(Required task): Could you print all the entries exactly?

(Provided data):
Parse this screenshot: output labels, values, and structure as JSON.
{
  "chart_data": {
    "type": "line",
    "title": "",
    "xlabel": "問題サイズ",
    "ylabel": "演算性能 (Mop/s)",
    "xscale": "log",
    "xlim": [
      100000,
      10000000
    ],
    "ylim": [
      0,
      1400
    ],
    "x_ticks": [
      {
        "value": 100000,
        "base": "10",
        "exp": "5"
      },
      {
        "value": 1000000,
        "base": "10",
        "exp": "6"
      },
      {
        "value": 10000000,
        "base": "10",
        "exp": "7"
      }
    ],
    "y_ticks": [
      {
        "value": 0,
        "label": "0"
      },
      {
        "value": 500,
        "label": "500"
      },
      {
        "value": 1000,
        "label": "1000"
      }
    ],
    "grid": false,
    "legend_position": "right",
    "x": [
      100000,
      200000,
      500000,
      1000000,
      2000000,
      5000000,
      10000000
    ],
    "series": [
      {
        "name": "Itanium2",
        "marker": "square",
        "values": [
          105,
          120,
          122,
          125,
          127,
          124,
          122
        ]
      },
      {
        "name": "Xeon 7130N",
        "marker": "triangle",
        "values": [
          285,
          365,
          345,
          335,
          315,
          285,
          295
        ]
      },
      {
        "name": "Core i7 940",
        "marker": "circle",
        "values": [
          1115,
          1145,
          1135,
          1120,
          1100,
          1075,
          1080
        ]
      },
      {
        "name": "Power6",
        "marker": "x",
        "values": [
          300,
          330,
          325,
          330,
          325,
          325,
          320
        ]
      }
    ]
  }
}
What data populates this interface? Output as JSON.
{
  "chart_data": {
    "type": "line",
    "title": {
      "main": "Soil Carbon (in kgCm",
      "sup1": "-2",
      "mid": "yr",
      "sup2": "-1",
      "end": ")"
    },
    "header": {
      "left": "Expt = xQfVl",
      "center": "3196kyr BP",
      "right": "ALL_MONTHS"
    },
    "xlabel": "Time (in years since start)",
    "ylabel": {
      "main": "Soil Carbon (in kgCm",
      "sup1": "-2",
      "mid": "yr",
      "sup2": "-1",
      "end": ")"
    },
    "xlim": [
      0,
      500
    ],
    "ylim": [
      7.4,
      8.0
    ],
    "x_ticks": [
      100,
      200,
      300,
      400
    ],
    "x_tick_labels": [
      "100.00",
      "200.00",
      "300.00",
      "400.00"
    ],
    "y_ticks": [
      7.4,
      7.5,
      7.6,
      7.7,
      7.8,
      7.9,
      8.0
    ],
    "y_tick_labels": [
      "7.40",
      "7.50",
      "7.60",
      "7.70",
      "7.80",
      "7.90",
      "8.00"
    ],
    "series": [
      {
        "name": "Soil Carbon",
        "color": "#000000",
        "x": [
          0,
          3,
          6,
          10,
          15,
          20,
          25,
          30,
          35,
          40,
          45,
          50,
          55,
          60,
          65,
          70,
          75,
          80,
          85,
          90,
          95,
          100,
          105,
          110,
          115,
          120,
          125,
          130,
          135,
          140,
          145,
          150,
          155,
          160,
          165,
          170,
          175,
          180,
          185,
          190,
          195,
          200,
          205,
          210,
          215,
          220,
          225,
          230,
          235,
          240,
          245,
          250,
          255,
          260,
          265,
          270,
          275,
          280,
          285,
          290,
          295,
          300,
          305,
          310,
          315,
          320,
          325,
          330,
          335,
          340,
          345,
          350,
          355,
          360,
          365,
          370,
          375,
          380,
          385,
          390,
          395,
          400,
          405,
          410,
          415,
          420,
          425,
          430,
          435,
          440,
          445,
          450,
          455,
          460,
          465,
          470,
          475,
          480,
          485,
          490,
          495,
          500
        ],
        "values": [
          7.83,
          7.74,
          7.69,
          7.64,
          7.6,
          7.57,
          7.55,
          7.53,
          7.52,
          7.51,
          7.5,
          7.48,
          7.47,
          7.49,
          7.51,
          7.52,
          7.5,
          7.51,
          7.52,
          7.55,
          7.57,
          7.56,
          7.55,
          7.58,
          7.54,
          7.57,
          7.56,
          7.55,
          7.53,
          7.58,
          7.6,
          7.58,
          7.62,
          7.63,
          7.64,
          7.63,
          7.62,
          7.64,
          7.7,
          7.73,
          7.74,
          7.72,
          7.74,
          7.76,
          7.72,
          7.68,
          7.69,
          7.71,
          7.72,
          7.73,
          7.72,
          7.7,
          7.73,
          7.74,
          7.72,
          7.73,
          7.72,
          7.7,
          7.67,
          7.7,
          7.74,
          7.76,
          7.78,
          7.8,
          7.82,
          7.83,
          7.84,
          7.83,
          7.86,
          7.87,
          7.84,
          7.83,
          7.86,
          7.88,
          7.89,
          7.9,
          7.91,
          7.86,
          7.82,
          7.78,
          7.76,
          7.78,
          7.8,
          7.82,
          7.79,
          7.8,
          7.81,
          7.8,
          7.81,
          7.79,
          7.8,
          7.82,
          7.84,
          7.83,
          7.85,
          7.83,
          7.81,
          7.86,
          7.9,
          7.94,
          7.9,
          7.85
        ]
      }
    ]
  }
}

(Answer to this exercise):
Parse this screenshot: output labels, values, and structure as JSON.
{
  "chart_data": {
    "type": "line",
    "title": "",
    "xlabel": "問題サイズ",
    "ylabel": "演算性能 (Mop/s)",
    "xscale": "log",
    "xlim": [
      100000,
      10000000
    ],
    "ylim": [
      0,
      1400
    ],
    "x_ticks": [
      {
        "value": 100000,
        "base": "10",
        "exp": "5"
      },
      {
        "value": 1000000,
        "base": "10",
        "exp": "6"
      },
      {
        "value": 10000000,
        "base": "10",
        "exp": "7"
      }
    ],
    "y_ticks": [
      {
        "value": 0,
        "label": "0"
      },
      {
        "value": 500,
        "label": "500"
      },
      {
        "value": 1000,
        "label": "1000"
      }
    ],
    "grid": false,
    "legend_position": "right",
    "x": [
      100000,
      200000,
      500000,
      1000000,
      2000000,
      5000000,
      10000000
    ],
    "series": [
      {
        "name": "Itanium2",
        "marker": "square",
        "values": [
          105,
          120,
          122,
          125,
          127,
          124,
          122
        ]
      },
      {
        "name": "Xeon 7130N",
        "marker": "triangle",
        "values": [
          285,
          365,
          345,
          335,
          315,
          285,
          295
        ]
      },
      {
        "name": "Core i7 940",
        "marker": "circle",
        "values": [
          1115,
          1145,
          1135,
          1120,
          1100,
          1075,
          1080
        ]
      },
      {
        "name": "Power6",
        "marker": "x",
        "values": [
          300,
          330,
          325,
          330,
          325,
          325,
          320
        ]
      }
    ]
  }
}
What data populates this interface? Output as JSON.
{
  "chart_data": {
    "type": "line",
    "title": {
      "main": "Soil Carbon (in kgCm",
      "sup1": "-2",
      "mid": "yr",
      "sup2": "-1",
      "end": ")"
    },
    "header": {
      "left": "Expt = xQfVl",
      "center": "3196kyr BP",
      "right": "ALL_MONTHS"
    },
    "xlabel": "Time (in years since start)",
    "ylabel": {
      "main": "Soil Carbon (in kgCm",
      "sup1": "-2",
      "mid": "yr",
      "sup2": "-1",
      "end": ")"
    },
    "xlim": [
      0,
      500
    ],
    "ylim": [
      7.4,
      8.0
    ],
    "x_ticks": [
      100,
      200,
      300,
      400
    ],
    "x_tick_labels": [
      "100.00",
      "200.00",
      "300.00",
      "400.00"
    ],
    "y_ticks": [
      7.4,
      7.5,
      7.6,
      7.7,
      7.8,
      7.9,
      8.0
    ],
    "y_tick_labels": [
      "7.40",
      "7.50",
      "7.60",
      "7.70",
      "7.80",
      "7.90",
      "8.00"
    ],
    "series": [
      {
        "name": "Soil Carbon",
        "color": "#000000",
        "x": [
          0,
          3,
          6,
          10,
          15,
          20,
          25,
          30,
          35,
          40,
          45,
          50,
          55,
          60,
          65,
          70,
          75,
          80,
          85,
          90,
          95,
          100,
          105,
          110,
          115,
          120,
          125,
          130,
          135,
          140,
          145,
          150,
          155,
          160,
          165,
          170,
          175,
          180,
          185,
          190,
          195,
          200,
          205,
          210,
          215,
          220,
          225,
          230,
          235,
          240,
          245,
          250,
          255,
          260,
          265,
          270,
          275,
          280,
          285,
          290,
          295,
          300,
          305,
          310,
          315,
          320,
          325,
          330,
          335,
          340,
          345,
          350,
          355,
          360,
          365,
          370,
          375,
          380,
          385,
          390,
          395,
          400,
          405,
          410,
          415,
          420,
          425,
          430,
          435,
          440,
          445,
          450,
          455,
          460,
          465,
          470,
          475,
          480,
          485,
          490,
          495,
          500
        ],
        "values": [
          7.83,
          7.74,
          7.69,
          7.64,
          7.6,
          7.57,
          7.55,
          7.53,
          7.52,
          7.51,
          7.5,
          7.48,
          7.47,
          7.49,
          7.51,
          7.52,
          7.5,
          7.51,
          7.52,
          7.55,
          7.57,
          7.56,
          7.55,
          7.58,
          7.54,
          7.57,
          7.56,
          7.55,
          7.53,
          7.58,
          7.6,
          7.58,
          7.62,
          7.63,
          7.64,
          7.63,
          7.62,
          7.64,
          7.7,
          7.73,
          7.74,
          7.72,
          7.74,
          7.76,
          7.72,
          7.68,
          7.69,
          7.71,
          7.72,
          7.73,
          7.72,
          7.7,
          7.73,
          7.74,
          7.72,
          7.73,
          7.72,
          7.7,
          7.67,
          7.7,
          7.74,
          7.76,
          7.78,
          7.8,
          7.82,
          7.83,
          7.84,
          7.83,
          7.86,
          7.87,
          7.84,
          7.83,
          7.86,
          7.88,
          7.89,
          7.9,
          7.91,
          7.86,
          7.82,
          7.78,
          7.76,
          7.78,
          7.8,
          7.82,
          7.79,
          7.8,
          7.81,
          7.8,
          7.81,
          7.79,
          7.8,
          7.82,
          7.84,
          7.83,
          7.85,
          7.83,
          7.81,
          7.86,
          7.9,
          7.94,
          7.9,
          7.85
        ]
      }
    ]
  }
}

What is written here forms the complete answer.